• WHAT IS BEING ASKED:
Return all lines below containing the word "Procedures".

Extracted data entries:

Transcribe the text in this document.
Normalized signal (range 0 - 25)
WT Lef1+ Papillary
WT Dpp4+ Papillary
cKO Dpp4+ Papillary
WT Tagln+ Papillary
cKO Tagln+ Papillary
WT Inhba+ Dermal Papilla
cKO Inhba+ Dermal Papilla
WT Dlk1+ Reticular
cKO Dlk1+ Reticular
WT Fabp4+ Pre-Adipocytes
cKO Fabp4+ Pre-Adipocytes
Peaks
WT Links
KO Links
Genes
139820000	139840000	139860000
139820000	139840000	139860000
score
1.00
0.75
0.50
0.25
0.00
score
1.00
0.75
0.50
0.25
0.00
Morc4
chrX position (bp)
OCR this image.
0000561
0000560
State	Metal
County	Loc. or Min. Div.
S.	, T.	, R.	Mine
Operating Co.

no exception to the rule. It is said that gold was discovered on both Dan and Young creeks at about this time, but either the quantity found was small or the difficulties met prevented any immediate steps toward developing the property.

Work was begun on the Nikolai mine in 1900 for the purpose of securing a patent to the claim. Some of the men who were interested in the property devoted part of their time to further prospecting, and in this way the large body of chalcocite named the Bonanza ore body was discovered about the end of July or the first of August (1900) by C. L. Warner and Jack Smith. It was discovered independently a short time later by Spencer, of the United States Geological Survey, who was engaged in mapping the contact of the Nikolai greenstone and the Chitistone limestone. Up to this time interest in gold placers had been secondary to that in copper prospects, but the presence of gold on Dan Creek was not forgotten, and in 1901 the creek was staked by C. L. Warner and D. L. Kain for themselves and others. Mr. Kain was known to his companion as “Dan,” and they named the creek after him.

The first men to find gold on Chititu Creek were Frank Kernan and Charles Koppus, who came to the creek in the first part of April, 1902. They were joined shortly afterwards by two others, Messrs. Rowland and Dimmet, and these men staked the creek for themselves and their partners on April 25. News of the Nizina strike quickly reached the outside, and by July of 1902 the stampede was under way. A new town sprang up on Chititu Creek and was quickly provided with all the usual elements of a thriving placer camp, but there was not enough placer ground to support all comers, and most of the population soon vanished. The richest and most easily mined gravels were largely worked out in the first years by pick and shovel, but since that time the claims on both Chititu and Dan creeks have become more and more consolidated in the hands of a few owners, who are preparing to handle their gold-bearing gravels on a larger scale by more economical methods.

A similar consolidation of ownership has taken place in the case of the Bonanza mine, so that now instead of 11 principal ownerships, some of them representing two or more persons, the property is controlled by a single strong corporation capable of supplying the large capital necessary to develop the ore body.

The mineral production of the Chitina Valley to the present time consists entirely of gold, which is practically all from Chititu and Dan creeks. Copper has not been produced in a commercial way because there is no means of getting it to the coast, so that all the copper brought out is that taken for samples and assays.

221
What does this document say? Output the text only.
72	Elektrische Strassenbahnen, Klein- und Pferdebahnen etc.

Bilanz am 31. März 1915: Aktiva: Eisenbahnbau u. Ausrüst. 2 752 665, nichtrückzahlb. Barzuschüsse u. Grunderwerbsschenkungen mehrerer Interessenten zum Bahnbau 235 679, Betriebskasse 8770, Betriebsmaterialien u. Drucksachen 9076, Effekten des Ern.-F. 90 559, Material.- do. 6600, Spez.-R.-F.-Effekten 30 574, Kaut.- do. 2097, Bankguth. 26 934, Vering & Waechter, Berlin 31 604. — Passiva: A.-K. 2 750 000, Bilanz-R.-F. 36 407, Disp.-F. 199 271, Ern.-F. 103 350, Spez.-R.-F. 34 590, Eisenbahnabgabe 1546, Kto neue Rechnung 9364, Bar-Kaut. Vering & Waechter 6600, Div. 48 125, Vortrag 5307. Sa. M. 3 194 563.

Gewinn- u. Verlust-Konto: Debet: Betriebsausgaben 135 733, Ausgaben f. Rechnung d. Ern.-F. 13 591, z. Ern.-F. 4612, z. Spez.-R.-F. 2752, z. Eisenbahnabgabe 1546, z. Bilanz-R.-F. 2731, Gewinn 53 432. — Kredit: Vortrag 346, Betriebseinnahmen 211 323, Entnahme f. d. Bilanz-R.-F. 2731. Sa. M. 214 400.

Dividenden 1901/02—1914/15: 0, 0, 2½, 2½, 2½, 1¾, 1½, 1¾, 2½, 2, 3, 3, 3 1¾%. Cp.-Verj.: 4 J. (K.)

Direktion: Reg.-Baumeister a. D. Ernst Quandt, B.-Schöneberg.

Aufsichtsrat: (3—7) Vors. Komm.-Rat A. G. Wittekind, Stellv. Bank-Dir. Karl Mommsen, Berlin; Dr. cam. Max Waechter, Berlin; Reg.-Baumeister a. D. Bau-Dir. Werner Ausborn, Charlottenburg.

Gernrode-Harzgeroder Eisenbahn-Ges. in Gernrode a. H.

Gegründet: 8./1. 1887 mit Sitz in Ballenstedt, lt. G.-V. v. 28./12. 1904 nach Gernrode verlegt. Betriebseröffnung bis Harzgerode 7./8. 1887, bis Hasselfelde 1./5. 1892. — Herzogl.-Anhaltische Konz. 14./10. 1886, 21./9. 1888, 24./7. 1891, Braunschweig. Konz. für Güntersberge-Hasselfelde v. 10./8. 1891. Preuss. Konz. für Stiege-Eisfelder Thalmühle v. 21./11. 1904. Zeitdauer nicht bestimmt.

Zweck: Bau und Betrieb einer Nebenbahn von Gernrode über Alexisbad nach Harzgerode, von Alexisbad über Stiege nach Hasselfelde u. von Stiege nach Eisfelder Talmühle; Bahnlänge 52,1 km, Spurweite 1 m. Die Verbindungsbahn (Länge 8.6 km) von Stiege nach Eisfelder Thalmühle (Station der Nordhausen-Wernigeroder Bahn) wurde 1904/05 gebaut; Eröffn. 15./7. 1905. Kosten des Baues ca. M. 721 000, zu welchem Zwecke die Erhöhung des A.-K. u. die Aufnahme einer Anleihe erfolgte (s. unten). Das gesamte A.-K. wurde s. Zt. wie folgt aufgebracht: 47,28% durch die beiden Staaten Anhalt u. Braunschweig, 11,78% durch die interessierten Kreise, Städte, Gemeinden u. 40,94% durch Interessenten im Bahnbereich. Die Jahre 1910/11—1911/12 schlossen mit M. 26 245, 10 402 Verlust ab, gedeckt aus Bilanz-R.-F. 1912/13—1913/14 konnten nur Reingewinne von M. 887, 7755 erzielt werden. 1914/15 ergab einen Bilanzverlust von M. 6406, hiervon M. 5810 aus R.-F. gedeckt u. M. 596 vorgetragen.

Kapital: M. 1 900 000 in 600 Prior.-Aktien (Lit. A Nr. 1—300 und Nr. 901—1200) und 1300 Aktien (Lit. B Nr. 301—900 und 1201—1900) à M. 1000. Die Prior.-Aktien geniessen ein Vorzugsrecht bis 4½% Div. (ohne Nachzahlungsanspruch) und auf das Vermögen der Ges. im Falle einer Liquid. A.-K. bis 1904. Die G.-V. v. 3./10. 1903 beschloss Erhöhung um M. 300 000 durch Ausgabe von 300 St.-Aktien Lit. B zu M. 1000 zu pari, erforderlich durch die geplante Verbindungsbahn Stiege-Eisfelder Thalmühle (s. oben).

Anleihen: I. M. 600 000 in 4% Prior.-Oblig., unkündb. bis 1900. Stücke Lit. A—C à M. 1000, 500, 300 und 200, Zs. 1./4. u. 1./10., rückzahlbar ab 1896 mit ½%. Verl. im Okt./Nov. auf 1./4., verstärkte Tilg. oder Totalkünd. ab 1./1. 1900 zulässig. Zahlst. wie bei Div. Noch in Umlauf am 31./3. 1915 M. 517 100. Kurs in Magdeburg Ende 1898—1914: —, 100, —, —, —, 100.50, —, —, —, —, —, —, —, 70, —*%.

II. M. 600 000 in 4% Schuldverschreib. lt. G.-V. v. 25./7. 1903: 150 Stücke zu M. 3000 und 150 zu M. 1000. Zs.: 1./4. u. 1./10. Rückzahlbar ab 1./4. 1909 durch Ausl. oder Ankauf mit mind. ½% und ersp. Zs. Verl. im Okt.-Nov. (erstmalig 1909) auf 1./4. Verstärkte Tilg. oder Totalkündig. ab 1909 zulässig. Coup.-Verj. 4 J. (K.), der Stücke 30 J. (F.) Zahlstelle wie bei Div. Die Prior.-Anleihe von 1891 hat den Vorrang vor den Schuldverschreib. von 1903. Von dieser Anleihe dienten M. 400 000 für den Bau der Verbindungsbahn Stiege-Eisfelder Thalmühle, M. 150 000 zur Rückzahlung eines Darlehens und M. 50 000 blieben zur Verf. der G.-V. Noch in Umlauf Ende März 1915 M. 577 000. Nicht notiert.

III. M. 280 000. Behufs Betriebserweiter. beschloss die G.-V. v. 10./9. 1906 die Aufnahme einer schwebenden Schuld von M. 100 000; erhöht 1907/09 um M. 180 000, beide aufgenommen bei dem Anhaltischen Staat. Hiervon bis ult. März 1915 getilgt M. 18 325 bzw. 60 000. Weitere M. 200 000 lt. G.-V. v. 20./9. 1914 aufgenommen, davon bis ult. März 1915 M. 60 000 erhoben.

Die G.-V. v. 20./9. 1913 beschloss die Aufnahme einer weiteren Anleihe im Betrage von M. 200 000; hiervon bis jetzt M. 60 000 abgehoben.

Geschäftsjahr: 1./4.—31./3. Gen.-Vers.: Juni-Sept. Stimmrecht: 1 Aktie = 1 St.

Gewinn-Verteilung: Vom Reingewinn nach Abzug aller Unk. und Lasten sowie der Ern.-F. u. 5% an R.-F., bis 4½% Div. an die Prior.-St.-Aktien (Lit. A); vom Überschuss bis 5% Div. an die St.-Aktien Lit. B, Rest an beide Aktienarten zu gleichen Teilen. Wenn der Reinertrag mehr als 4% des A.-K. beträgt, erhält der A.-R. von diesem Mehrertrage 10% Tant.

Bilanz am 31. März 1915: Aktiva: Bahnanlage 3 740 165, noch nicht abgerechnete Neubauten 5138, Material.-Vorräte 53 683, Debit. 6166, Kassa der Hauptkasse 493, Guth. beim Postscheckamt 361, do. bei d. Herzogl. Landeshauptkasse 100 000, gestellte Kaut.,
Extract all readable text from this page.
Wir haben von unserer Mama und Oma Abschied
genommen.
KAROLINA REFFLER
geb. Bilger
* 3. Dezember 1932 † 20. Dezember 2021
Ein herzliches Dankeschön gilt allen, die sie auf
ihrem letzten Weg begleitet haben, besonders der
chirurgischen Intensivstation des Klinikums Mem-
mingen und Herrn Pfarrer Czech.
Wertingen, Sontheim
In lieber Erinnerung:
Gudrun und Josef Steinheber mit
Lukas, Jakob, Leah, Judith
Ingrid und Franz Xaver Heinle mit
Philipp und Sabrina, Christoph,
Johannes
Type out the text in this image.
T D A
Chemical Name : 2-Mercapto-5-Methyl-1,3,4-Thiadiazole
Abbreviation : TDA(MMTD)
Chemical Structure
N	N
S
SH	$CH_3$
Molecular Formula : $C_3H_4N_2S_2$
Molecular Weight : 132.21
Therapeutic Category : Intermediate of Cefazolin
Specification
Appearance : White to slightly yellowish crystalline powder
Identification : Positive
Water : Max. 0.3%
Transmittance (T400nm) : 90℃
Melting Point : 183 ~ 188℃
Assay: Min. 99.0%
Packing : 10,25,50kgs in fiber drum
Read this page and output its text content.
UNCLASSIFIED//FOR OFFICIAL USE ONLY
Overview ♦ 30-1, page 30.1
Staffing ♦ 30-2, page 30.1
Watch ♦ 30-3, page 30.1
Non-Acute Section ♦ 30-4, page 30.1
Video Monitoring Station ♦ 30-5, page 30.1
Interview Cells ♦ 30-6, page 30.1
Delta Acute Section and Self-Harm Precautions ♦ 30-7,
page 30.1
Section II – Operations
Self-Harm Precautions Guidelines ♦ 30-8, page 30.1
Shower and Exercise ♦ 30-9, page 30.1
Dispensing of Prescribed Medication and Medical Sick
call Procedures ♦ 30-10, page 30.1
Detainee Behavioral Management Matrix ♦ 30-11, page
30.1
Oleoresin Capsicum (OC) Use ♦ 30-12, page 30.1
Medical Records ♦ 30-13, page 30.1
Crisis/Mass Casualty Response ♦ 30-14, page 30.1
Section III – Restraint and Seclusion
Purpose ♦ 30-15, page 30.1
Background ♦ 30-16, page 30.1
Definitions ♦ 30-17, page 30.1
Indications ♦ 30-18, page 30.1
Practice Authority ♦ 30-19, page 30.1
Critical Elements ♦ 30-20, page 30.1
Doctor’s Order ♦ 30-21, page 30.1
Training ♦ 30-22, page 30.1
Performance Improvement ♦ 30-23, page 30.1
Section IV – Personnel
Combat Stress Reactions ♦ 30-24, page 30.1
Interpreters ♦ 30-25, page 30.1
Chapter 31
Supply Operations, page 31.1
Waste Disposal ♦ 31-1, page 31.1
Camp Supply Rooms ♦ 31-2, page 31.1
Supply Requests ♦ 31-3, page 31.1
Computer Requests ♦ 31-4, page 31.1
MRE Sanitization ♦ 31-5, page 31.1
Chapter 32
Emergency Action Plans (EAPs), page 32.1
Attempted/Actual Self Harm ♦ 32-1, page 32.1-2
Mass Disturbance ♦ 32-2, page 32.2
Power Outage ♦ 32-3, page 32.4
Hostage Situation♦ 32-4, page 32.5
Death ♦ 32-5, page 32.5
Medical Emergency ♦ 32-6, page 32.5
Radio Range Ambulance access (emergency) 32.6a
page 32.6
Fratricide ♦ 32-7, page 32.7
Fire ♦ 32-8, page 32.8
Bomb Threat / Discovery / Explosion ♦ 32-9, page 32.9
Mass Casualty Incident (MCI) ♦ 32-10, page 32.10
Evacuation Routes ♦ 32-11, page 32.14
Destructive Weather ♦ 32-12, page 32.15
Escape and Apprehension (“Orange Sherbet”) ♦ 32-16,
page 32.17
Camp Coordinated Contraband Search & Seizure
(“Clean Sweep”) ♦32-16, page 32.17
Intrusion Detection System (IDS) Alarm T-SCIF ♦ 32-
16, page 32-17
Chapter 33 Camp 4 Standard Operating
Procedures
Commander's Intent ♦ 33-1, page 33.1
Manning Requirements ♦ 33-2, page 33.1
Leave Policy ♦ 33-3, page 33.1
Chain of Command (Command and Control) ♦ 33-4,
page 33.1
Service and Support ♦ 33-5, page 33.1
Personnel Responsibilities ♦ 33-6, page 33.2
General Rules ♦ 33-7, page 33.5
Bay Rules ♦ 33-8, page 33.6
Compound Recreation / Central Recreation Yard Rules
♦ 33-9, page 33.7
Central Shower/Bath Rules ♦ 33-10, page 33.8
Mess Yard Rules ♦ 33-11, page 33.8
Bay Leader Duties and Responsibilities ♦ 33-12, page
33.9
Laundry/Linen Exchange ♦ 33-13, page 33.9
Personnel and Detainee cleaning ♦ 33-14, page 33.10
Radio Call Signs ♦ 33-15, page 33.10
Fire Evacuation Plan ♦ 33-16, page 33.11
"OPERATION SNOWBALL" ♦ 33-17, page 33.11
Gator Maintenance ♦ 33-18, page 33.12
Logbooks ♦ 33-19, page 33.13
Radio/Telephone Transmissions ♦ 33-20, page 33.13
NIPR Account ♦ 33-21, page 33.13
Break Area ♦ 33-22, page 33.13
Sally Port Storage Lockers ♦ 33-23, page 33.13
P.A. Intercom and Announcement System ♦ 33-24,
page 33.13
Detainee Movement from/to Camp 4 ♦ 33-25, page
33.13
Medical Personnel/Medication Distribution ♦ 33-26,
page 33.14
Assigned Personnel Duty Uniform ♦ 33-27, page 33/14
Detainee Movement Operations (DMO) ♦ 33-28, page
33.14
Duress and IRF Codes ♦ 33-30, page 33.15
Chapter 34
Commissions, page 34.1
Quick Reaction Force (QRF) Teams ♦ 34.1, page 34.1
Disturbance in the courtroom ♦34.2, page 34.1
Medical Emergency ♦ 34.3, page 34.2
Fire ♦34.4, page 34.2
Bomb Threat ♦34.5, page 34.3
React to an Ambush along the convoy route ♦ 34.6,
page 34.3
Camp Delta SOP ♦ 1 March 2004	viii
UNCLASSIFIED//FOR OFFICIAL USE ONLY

• TASK OUTPUT:
call Procedures ♦ 30-10, page 30.1
Procedures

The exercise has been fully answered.